Task details: Show the lines below where "These" occurs.

★ ★ ★ ★ ★

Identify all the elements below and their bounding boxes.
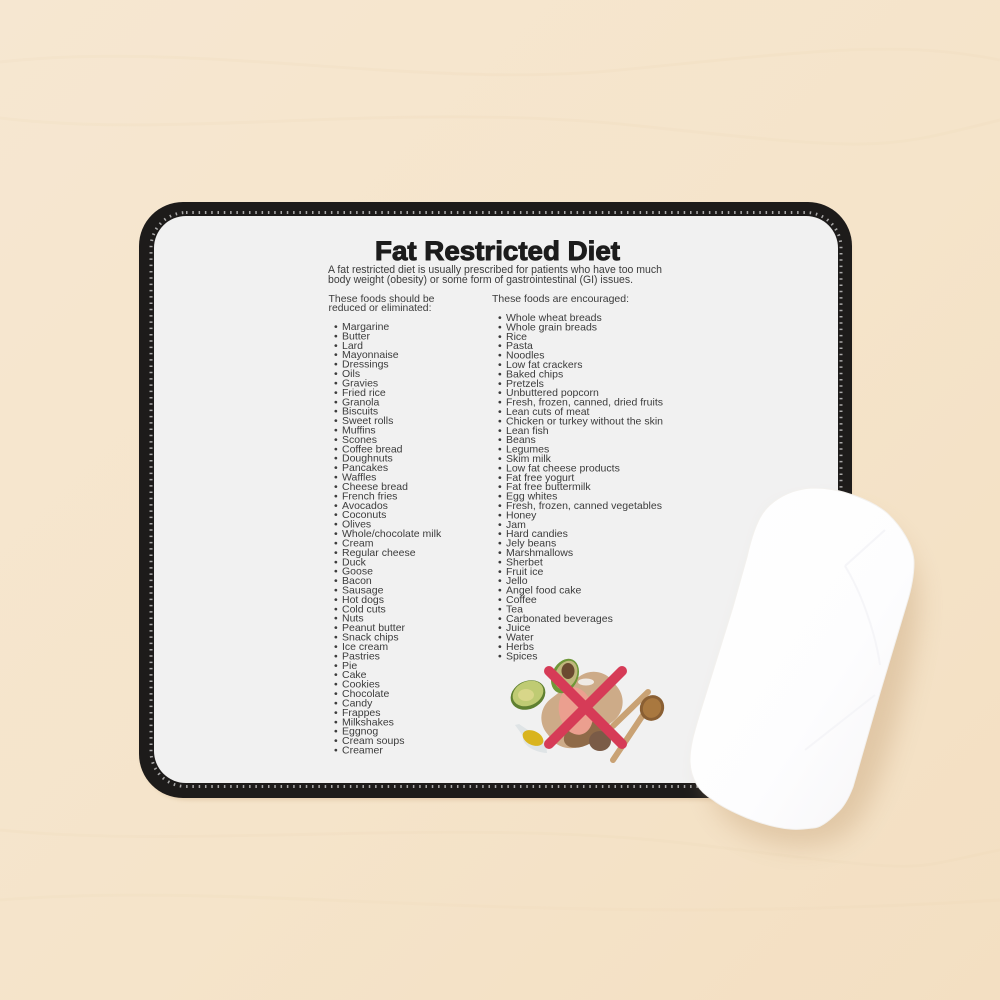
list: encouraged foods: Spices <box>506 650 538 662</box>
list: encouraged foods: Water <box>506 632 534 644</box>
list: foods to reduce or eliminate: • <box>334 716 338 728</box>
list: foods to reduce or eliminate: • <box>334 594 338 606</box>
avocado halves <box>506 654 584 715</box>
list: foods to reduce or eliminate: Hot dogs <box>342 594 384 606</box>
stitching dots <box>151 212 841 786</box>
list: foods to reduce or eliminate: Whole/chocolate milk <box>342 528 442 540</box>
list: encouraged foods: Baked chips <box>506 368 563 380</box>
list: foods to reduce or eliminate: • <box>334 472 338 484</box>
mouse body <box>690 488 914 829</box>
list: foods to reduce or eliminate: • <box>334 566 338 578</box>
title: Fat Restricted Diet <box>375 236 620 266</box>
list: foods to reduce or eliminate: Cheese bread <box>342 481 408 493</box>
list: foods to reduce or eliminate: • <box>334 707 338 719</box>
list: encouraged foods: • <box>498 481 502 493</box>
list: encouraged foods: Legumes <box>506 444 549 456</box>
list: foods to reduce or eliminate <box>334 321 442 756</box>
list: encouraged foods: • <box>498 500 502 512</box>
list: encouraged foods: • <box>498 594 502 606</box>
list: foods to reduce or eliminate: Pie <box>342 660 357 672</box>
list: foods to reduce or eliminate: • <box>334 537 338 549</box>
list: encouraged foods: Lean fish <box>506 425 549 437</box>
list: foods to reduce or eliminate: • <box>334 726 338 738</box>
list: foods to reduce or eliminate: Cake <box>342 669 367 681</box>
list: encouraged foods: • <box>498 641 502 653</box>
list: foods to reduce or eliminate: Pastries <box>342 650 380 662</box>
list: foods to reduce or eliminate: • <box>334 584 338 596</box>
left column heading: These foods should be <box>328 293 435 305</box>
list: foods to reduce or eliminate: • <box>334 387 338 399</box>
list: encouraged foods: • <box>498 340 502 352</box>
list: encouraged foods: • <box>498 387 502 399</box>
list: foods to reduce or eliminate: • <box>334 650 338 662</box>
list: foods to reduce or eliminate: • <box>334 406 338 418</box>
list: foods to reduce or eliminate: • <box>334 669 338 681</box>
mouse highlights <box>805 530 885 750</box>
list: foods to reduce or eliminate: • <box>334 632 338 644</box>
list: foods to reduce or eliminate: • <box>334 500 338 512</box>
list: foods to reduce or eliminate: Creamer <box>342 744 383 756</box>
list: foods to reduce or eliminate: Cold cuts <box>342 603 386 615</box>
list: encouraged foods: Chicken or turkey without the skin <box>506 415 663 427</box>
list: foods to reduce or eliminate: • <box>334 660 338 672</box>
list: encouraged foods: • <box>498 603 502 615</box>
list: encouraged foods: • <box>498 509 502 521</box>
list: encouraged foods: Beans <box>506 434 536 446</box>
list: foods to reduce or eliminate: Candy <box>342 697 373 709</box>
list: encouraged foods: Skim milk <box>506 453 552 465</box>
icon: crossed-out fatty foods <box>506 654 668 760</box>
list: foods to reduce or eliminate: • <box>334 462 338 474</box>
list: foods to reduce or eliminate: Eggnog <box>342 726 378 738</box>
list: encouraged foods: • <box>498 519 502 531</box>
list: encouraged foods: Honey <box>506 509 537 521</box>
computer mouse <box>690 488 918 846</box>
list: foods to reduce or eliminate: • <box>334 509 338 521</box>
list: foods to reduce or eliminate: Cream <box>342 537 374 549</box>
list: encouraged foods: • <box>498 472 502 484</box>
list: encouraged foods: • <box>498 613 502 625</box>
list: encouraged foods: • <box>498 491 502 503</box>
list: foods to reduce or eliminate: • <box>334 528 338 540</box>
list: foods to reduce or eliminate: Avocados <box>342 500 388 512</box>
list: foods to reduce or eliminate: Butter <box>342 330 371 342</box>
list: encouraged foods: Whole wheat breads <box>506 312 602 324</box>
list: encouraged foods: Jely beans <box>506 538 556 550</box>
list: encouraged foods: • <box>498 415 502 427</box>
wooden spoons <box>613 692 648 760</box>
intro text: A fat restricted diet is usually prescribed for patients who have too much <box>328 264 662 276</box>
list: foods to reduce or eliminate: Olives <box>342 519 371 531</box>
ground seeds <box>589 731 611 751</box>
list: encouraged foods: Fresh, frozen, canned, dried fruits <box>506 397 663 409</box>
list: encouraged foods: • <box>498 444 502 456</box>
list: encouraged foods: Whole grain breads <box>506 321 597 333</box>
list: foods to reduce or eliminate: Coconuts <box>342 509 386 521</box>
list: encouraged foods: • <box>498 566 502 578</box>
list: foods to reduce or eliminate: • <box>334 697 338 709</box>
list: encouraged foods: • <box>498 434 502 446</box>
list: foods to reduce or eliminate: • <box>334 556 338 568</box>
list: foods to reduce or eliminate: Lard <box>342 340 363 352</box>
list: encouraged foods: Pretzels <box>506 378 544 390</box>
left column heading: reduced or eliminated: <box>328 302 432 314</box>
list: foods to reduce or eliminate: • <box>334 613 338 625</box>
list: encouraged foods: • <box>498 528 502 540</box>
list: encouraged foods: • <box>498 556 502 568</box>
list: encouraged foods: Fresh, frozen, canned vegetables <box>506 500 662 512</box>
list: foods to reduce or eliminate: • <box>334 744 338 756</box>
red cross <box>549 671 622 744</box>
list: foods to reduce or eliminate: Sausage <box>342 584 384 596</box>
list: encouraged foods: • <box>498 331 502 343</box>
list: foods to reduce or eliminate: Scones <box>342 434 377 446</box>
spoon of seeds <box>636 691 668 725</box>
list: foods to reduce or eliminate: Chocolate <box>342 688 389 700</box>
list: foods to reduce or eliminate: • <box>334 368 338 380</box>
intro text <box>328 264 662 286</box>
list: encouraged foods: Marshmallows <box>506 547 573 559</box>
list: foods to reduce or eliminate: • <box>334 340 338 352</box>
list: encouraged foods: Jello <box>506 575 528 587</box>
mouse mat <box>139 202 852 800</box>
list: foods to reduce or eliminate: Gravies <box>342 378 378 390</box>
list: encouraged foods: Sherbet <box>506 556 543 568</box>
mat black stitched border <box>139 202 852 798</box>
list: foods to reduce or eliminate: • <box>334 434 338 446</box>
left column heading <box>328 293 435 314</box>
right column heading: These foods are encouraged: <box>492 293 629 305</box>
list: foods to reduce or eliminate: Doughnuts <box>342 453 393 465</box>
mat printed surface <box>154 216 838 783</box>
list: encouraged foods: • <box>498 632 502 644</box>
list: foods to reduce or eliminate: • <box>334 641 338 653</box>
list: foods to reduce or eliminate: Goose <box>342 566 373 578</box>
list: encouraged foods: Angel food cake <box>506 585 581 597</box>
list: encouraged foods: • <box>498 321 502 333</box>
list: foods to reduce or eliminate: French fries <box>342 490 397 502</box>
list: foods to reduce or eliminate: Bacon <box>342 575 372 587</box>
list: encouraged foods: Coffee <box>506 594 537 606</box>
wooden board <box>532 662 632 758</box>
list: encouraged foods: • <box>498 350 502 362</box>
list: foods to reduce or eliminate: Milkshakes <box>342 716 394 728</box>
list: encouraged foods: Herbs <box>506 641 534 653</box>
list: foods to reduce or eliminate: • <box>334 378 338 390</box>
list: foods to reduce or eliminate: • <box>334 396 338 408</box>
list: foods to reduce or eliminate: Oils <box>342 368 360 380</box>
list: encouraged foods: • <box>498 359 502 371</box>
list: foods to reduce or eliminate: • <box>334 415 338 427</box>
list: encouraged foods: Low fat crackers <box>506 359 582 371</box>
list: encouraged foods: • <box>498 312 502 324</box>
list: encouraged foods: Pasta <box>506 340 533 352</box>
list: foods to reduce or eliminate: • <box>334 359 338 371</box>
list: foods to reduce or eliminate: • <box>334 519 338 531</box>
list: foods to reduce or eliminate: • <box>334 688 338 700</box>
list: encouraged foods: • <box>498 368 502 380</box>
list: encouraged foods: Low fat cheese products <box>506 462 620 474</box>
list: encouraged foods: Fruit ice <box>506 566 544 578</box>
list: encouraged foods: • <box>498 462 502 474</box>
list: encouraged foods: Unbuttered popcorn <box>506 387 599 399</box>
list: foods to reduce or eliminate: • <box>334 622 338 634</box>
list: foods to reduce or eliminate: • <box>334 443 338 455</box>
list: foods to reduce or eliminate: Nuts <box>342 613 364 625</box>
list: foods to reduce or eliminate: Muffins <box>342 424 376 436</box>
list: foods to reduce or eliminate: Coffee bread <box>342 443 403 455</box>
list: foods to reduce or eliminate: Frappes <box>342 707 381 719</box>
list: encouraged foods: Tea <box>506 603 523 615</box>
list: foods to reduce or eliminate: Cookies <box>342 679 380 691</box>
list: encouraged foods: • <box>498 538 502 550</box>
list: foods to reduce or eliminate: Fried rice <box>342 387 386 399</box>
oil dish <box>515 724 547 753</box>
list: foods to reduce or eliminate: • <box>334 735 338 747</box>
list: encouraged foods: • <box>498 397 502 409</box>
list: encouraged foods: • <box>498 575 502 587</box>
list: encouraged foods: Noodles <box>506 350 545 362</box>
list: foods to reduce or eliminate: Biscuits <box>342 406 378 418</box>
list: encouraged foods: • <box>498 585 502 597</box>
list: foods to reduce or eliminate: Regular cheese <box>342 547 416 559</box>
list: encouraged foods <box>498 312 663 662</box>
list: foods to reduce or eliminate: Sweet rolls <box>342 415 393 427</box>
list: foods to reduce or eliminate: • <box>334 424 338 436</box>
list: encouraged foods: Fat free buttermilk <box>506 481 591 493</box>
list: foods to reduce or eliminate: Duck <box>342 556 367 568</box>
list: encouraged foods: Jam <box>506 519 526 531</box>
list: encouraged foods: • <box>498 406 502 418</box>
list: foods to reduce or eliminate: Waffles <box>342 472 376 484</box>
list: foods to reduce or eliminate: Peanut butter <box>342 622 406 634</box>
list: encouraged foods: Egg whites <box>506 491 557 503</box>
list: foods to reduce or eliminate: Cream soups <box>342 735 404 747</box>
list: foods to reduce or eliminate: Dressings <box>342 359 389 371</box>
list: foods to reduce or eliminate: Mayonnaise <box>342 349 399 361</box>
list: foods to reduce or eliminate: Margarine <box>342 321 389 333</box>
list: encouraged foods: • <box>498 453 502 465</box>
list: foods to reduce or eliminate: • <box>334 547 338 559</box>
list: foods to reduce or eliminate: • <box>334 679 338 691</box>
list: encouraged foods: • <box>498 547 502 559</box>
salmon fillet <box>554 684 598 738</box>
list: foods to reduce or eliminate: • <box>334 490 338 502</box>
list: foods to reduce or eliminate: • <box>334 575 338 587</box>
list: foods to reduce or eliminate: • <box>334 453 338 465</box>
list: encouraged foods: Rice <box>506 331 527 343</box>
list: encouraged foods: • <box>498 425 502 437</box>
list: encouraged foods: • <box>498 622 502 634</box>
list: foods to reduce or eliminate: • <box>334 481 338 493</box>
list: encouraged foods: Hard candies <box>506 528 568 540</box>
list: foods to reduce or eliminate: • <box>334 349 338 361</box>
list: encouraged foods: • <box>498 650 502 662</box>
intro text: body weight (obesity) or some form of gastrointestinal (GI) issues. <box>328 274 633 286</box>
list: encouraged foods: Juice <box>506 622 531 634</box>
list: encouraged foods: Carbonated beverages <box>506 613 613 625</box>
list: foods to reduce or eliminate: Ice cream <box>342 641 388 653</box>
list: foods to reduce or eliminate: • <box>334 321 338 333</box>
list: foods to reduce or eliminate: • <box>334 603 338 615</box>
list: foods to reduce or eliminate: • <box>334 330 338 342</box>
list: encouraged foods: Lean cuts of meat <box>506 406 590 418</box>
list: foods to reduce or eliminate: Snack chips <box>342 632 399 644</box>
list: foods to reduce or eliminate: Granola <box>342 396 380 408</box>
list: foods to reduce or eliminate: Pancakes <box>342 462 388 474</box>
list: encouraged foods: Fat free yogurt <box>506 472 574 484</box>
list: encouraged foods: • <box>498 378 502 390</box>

★ ★ ★ ★ ★

Task answer:
left column heading: These foods should be <box>328 293 435 305</box>
right column heading: These foods are encouraged: <box>492 293 629 305</box>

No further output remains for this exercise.